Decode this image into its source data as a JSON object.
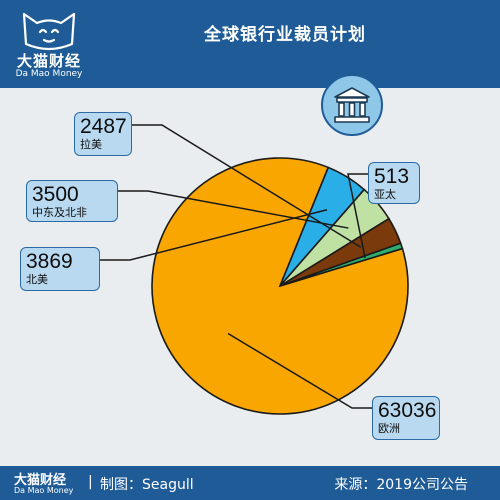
{
  "header": {
    "title": "全球银行业裁员计划",
    "logo_cn": "大猫财经",
    "logo_en": "Da Mao Money"
  },
  "footer": {
    "logo_cn": "大猫财经",
    "logo_en": "Da Mao Money",
    "separator": "|",
    "credit": "制图：Seagull",
    "source": "来源：2019公司公告"
  },
  "icons": {
    "header_logo": "cat-logo-icon",
    "badge": "bank-building-icon"
  },
  "colors": {
    "header_bg": "#1f5c97",
    "label_bg": "#b9d9f1",
    "europe": "#f9a600",
    "north_america": "#2aaee8",
    "middle_east_north_africa": "#bfe2a4",
    "latin_america": "#7a3a0c",
    "asia_pacific": "#2fae6e"
  },
  "chart_data": {
    "type": "pie",
    "title": "全球银行业裁员计划",
    "slices": [
      {
        "label": "欧洲",
        "value": 63036,
        "color": "#f9a600"
      },
      {
        "label": "北美",
        "value": 3869,
        "color": "#2aaee8"
      },
      {
        "label": "中东及北非",
        "value": 3500,
        "color": "#bfe2a4"
      },
      {
        "label": "拉美",
        "value": 2487,
        "color": "#7a3a0c"
      },
      {
        "label": "亚太",
        "value": 513,
        "color": "#2fae6e"
      }
    ],
    "display": {
      "欧洲": {
        "num": "63036",
        "region": "欧洲"
      },
      "北美": {
        "num": "3869",
        "region": "北美"
      },
      "中东及北非": {
        "num": "3500",
        "region": "中东及北非"
      },
      "拉美": {
        "num": "2487",
        "region": "拉美"
      },
      "亚太": {
        "num": "513",
        "region": "亚太"
      }
    }
  }
}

## WHAT TO DO
Return the whole listing, word for word, and leave out every picture.

## CORRECT RESULT
Decode this image into its source data as a JSON object.
{
  "header": {
    "title": "全球银行业裁员计划",
    "logo_cn": "大猫财经",
    "logo_en": "Da Mao Money"
  },
  "footer": {
    "logo_cn": "大猫财经",
    "logo_en": "Da Mao Money",
    "separator": "|",
    "credit": "制图：Seagull",
    "source": "来源：2019公司公告"
  },
  "icons": {
    "header_logo": "cat-logo-icon",
    "badge": "bank-building-icon"
  },
  "colors": {
    "header_bg": "#1f5c97",
    "label_bg": "#b9d9f1",
    "europe": "#f9a600",
    "north_america": "#2aaee8",
    "middle_east_north_africa": "#bfe2a4",
    "latin_america": "#7a3a0c",
    "asia_pacific": "#2fae6e"
  },
  "chart_data": {
    "type": "pie",
    "title": "全球银行业裁员计划",
    "slices": [
      {
        "label": "欧洲",
        "value": 63036,
        "color": "#f9a600"
      },
      {
        "label": "北美",
        "value": 3869,
        "color": "#2aaee8"
      },
      {
        "label": "中东及北非",
        "value": 3500,
        "color": "#bfe2a4"
      },
      {
        "label": "拉美",
        "value": 2487,
        "color": "#7a3a0c"
      },
      {
        "label": "亚太",
        "value": 513,
        "color": "#2fae6e"
      }
    ],
    "display": {
      "欧洲": {
        "num": "63036",
        "region": "欧洲"
      },
      "北美": {
        "num": "3869",
        "region": "北美"
      },
      "中东及北非": {
        "num": "3500",
        "region": "中东及北非"
      },
      "拉美": {
        "num": "2487",
        "region": "拉美"
      },
      "亚太": {
        "num": "513",
        "region": "亚太"
      }
    }
  }
}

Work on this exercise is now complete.